- **Directive**: Every line below that holds the string "JSON" should be copied out.

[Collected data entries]
== == ==

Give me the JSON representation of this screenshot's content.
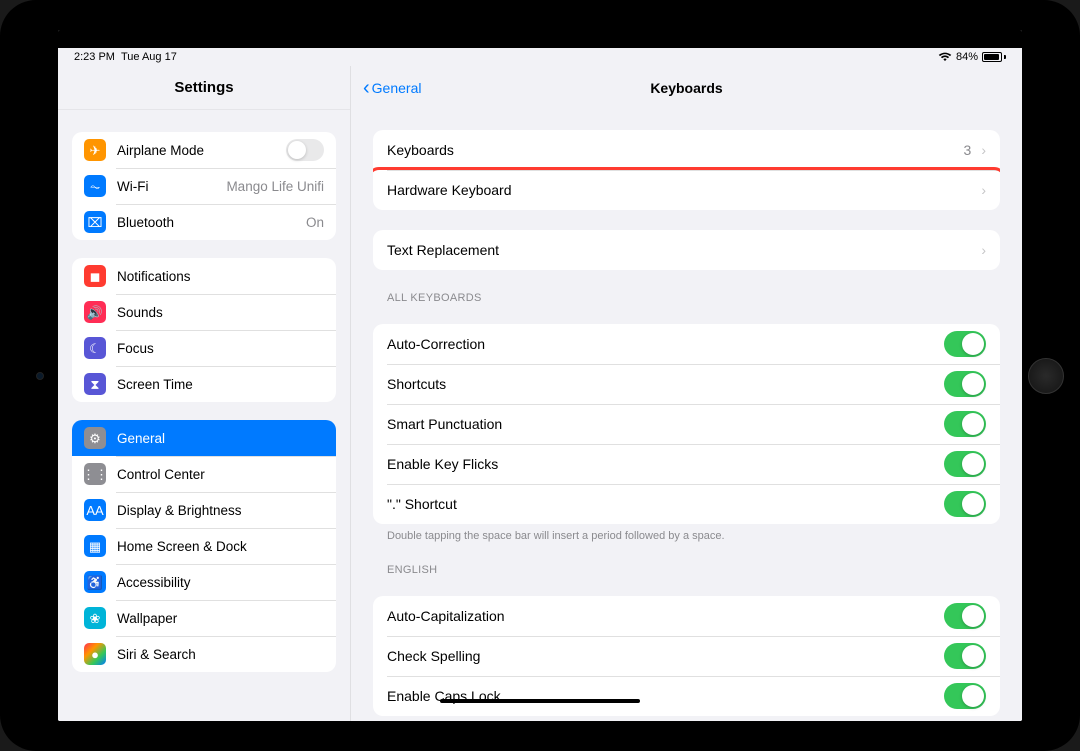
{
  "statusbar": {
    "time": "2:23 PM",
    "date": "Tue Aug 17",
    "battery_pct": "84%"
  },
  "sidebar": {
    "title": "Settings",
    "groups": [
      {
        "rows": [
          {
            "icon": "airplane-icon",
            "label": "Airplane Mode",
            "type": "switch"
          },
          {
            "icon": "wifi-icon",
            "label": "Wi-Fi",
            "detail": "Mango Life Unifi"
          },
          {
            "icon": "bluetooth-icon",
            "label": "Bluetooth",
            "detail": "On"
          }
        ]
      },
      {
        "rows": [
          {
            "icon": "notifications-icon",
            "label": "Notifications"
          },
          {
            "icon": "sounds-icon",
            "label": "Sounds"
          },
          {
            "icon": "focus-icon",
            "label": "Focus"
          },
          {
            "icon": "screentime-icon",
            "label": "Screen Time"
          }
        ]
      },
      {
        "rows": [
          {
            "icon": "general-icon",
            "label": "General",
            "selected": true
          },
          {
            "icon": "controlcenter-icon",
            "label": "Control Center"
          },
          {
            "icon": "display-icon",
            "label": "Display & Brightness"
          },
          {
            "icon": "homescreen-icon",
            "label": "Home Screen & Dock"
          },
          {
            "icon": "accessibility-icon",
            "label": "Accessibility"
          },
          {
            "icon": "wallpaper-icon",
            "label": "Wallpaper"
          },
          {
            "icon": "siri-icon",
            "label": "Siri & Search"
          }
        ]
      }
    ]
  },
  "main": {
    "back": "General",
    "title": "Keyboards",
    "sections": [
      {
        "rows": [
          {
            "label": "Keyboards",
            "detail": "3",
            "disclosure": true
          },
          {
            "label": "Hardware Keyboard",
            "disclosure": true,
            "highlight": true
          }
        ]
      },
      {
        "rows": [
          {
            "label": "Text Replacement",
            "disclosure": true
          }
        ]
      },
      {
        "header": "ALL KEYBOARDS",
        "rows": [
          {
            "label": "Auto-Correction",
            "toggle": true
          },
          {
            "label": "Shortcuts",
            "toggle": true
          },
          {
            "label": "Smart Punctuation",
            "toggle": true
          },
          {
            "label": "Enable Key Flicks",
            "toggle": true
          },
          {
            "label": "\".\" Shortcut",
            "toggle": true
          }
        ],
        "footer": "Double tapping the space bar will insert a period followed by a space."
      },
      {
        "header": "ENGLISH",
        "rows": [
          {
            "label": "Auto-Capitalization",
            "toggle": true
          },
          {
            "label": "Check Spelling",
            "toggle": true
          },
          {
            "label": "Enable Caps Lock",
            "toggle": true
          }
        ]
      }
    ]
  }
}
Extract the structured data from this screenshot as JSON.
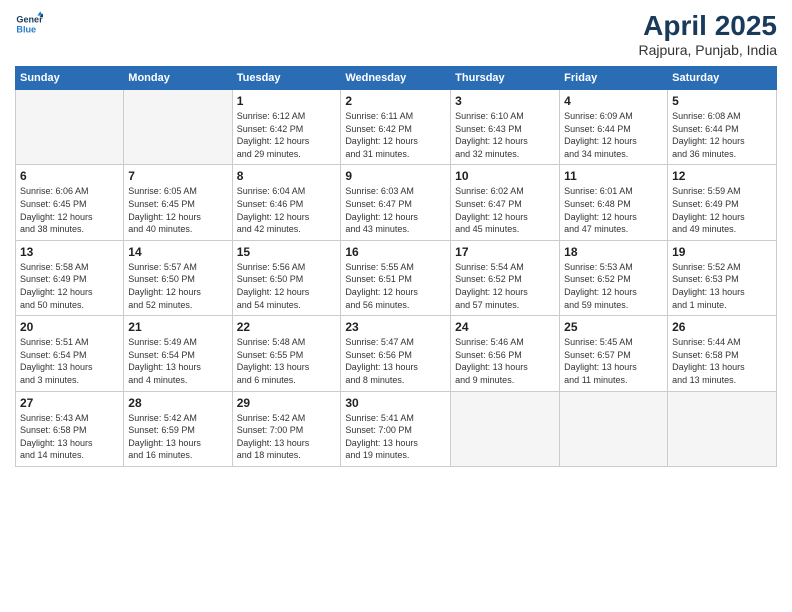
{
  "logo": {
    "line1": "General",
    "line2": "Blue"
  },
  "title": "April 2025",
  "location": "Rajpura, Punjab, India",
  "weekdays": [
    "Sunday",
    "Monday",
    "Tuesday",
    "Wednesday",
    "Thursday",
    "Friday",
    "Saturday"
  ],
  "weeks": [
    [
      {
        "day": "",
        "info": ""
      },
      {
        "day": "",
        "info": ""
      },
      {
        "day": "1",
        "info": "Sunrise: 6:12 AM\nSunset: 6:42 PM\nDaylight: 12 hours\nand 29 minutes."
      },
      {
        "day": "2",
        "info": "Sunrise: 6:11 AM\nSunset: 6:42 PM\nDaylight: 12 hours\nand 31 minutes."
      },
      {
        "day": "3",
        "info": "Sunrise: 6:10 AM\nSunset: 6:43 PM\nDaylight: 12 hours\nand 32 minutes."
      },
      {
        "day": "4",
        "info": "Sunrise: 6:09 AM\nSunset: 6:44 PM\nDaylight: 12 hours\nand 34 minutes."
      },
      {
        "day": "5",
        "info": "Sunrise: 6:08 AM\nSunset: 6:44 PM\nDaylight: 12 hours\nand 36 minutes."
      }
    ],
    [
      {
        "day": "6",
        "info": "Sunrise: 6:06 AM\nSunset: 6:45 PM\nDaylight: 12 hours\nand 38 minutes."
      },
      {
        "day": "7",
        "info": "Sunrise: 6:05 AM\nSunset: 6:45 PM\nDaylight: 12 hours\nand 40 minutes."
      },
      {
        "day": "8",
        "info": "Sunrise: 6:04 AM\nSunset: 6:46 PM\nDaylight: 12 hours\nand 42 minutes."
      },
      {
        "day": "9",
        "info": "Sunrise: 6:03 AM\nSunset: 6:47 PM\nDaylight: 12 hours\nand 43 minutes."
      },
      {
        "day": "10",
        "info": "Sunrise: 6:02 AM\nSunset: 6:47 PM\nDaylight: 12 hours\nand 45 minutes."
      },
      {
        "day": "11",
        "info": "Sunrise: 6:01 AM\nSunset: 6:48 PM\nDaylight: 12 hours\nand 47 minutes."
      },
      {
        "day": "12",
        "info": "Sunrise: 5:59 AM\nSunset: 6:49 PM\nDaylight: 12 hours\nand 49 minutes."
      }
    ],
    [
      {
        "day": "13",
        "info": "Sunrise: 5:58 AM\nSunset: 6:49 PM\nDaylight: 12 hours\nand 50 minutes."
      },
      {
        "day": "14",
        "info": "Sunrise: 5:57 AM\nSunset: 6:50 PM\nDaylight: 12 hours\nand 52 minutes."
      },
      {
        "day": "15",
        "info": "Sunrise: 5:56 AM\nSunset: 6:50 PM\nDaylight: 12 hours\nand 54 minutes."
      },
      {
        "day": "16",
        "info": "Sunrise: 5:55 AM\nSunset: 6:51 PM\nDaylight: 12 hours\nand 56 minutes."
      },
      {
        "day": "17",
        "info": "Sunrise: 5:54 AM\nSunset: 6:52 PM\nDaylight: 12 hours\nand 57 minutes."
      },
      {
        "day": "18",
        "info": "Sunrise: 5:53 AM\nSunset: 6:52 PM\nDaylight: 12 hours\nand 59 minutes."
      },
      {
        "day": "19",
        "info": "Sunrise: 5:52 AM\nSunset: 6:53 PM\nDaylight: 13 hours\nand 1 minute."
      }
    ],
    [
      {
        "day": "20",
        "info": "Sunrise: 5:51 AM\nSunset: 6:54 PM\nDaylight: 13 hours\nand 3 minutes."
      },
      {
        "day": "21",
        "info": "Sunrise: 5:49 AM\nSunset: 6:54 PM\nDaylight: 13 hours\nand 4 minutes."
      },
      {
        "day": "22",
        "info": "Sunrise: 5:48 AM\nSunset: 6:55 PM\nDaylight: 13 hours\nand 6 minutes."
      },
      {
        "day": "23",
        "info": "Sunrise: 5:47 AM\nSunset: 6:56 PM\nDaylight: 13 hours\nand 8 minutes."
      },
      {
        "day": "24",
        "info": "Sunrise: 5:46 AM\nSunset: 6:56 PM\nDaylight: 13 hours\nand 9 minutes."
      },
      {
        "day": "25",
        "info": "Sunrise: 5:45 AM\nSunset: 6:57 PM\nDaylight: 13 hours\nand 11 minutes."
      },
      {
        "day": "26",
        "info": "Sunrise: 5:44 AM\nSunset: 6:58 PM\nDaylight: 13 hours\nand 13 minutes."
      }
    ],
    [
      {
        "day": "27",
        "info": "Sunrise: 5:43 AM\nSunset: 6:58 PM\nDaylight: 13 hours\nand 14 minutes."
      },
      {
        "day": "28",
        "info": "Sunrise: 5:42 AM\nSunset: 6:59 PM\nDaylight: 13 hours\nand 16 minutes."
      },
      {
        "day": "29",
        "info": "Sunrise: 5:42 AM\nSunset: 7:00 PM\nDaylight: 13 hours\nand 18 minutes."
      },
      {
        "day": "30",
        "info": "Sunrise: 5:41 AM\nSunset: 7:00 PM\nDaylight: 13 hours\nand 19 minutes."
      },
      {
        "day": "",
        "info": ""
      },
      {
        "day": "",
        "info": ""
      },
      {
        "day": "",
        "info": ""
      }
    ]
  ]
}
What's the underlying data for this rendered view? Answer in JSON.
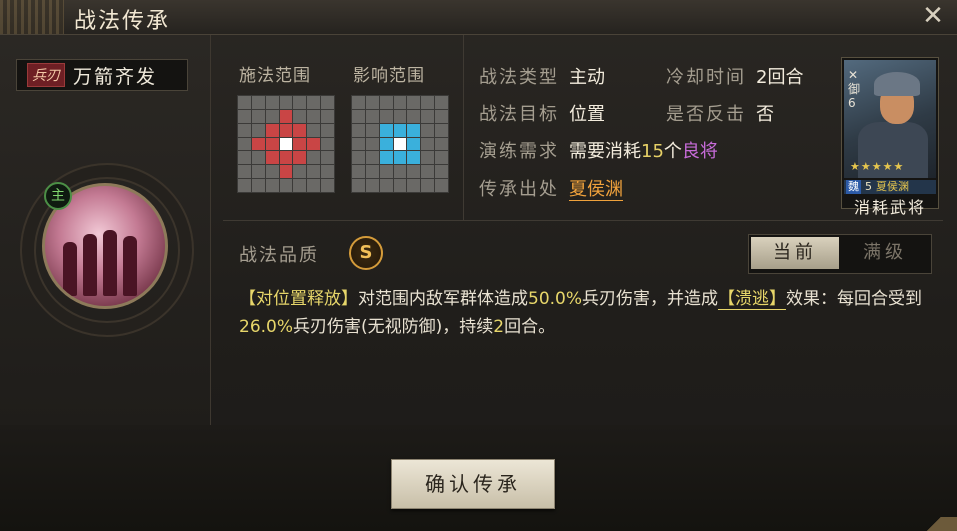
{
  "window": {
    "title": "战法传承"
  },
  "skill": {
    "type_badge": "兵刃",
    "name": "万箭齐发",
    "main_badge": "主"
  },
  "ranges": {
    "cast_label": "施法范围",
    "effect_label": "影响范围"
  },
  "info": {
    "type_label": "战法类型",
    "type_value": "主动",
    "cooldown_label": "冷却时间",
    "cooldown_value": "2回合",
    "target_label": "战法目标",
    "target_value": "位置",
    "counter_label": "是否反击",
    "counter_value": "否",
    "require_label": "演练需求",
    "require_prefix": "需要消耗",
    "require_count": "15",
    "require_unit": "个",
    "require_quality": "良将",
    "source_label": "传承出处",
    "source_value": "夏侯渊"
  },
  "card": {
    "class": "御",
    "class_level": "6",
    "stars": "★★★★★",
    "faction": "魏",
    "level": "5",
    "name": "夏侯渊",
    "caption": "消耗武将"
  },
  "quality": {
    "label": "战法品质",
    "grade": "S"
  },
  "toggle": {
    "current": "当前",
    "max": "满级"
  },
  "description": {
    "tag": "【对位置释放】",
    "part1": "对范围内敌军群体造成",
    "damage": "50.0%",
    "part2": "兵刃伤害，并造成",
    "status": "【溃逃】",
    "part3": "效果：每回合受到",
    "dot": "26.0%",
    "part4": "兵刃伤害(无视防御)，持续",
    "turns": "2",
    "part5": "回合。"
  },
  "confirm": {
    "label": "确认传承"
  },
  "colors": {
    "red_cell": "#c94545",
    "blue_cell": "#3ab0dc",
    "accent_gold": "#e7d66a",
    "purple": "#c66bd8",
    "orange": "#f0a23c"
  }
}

== == ==

- **Output for this task**:
Give me the JSON representation of this screenshot's content.
Extract the structured data from this screenshot as JSON.
What's the underlying data for this rendered view? Answer in JSON.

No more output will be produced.